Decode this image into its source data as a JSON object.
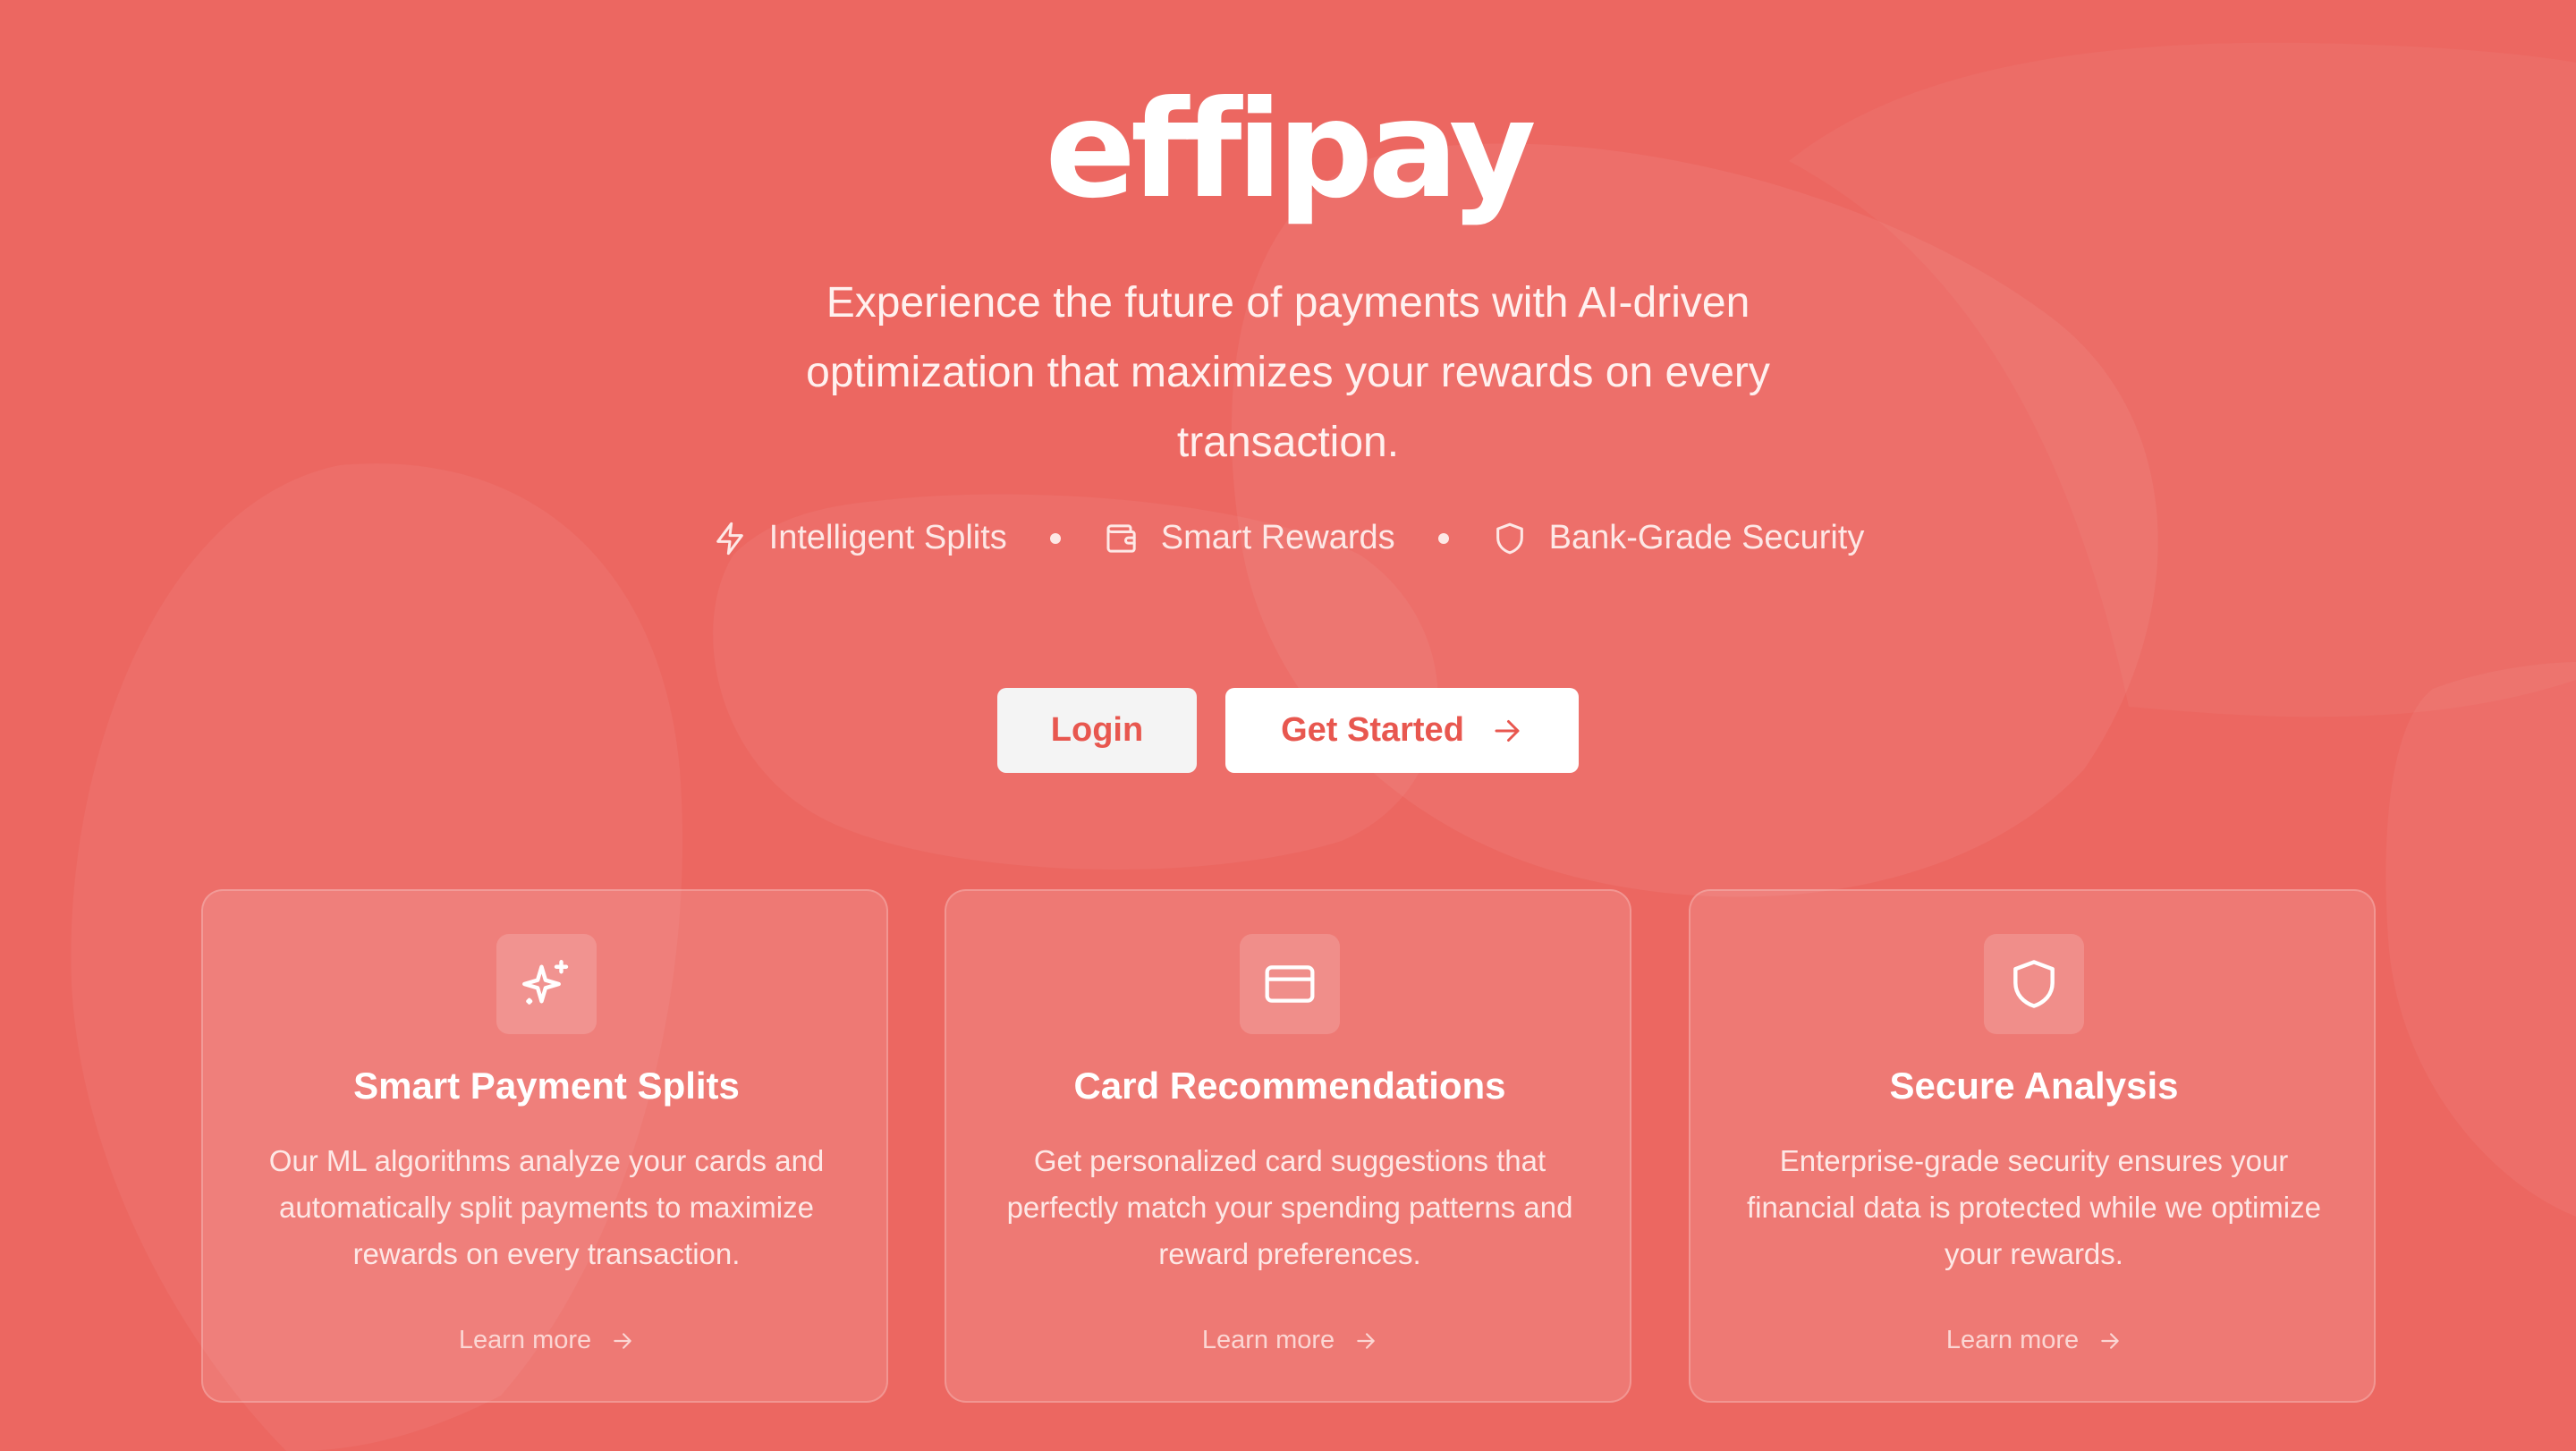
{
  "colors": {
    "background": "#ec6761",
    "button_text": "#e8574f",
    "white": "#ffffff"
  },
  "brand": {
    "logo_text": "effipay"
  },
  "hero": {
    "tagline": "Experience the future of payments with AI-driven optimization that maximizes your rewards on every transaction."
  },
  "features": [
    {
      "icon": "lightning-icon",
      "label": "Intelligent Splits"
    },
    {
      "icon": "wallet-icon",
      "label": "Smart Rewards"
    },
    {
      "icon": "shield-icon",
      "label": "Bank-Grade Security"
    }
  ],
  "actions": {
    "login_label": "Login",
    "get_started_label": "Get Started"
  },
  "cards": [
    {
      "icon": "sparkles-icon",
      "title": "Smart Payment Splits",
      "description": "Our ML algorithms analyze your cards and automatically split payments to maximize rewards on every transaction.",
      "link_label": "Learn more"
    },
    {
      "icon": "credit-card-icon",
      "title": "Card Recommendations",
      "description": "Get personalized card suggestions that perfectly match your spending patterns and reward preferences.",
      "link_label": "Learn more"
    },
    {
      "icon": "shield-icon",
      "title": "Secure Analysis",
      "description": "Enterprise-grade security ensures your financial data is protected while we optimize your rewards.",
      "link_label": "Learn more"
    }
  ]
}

======

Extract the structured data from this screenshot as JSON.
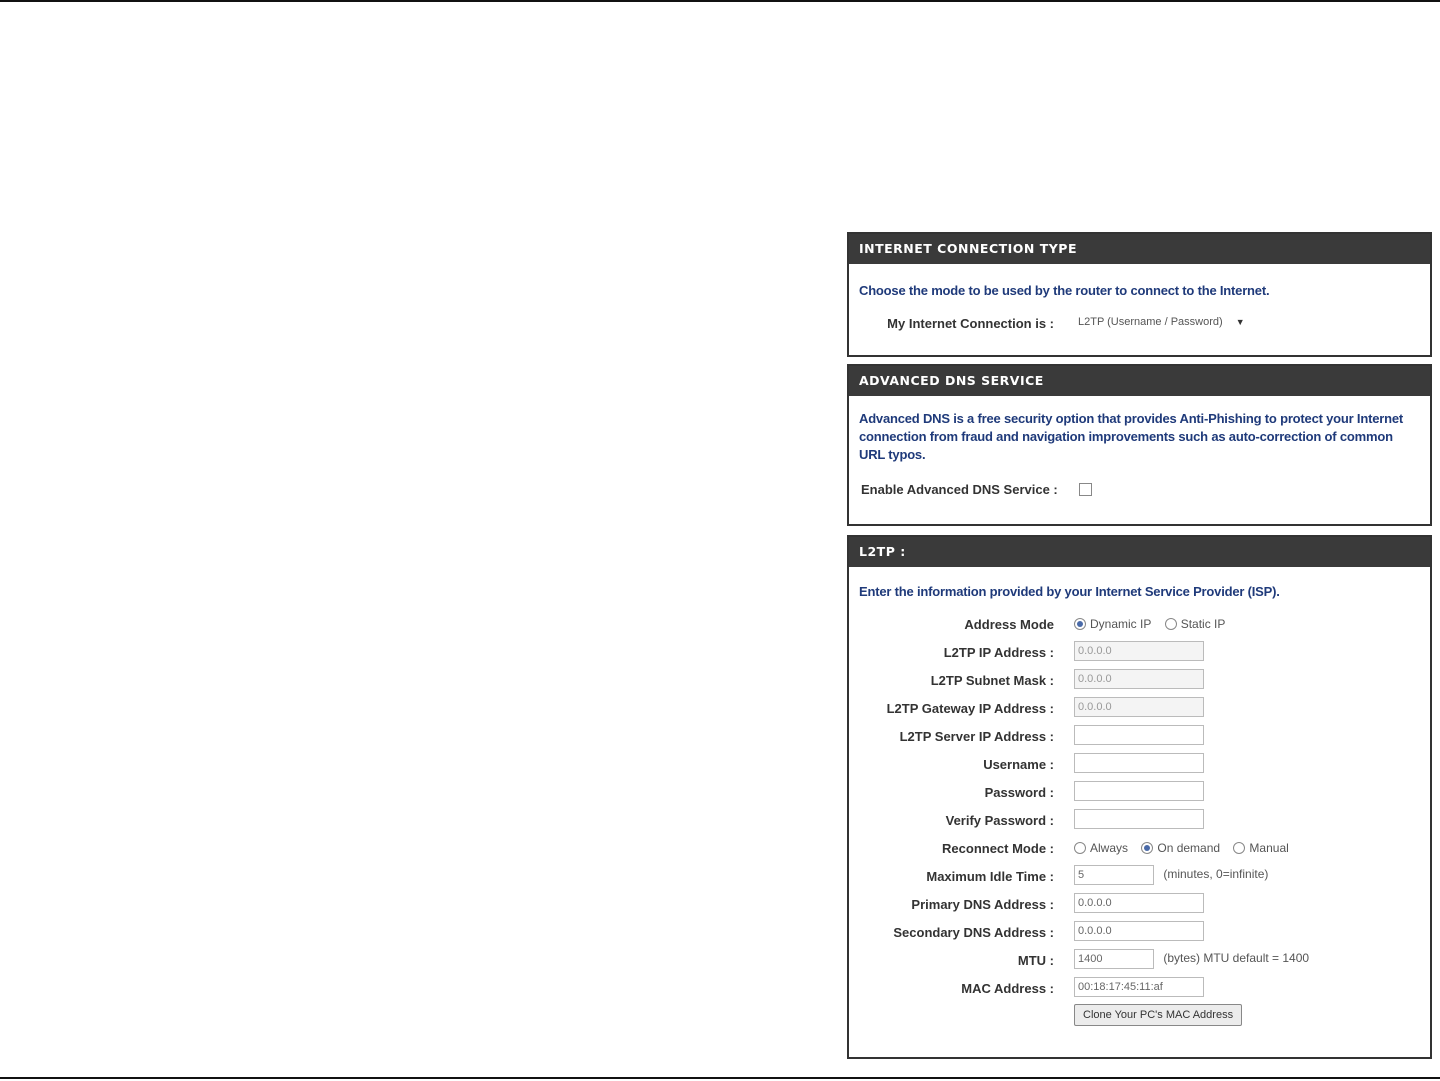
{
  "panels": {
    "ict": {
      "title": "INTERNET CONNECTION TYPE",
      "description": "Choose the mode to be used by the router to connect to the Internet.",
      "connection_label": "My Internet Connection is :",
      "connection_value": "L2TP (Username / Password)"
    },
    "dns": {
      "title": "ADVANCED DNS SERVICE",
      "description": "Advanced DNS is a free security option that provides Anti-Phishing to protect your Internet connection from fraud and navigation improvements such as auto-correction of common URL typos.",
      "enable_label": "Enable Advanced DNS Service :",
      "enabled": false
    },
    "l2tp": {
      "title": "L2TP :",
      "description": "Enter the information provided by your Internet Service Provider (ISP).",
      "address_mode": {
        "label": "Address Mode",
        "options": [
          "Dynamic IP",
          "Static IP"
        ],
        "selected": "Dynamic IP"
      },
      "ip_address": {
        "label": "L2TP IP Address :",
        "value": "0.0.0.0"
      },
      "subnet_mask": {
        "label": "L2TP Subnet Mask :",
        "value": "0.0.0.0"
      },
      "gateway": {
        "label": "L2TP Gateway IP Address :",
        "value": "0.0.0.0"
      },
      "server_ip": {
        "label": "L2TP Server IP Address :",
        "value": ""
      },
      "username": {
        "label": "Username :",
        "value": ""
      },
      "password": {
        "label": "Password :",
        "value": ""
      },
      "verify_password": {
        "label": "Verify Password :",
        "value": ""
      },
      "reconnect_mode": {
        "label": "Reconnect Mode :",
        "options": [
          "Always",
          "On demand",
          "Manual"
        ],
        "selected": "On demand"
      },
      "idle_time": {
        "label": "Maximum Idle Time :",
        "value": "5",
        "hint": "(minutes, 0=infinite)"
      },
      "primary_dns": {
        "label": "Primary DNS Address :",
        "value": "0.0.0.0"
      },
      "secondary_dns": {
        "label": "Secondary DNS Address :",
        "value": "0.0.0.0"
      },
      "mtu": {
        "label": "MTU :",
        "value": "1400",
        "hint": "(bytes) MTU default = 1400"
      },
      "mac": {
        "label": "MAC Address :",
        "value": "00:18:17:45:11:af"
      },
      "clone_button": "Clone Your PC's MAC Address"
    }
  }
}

======

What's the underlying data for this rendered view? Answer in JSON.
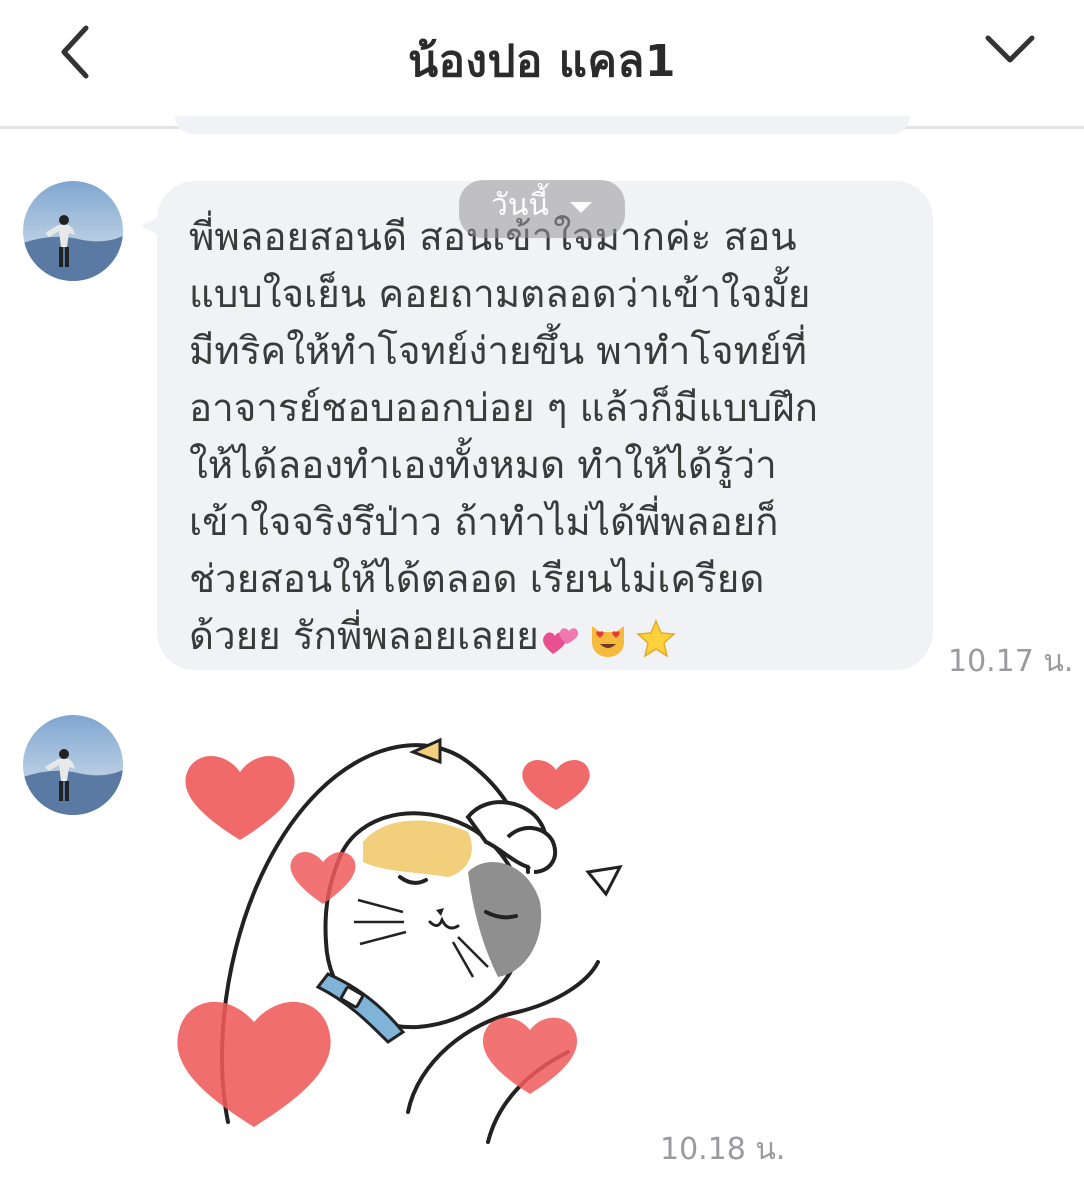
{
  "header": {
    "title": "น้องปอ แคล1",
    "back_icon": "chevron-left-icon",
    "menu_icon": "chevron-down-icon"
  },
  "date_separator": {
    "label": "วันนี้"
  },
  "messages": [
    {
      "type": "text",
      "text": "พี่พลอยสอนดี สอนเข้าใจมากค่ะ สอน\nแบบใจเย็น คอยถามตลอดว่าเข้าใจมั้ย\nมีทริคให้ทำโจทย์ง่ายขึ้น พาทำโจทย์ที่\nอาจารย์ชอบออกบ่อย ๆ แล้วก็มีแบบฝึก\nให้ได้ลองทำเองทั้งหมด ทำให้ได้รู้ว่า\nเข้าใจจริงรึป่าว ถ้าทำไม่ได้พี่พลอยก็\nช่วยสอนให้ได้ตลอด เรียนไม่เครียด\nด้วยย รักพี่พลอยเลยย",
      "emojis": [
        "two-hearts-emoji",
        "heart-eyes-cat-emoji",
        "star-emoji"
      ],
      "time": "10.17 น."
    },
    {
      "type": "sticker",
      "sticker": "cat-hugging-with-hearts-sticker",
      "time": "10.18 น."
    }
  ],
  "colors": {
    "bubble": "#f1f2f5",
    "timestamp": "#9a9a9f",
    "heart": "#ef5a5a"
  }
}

======

## Objective
Within the entries above, work out how many lines contain the word "selected". The number alone is the answer.

## Exercise output
2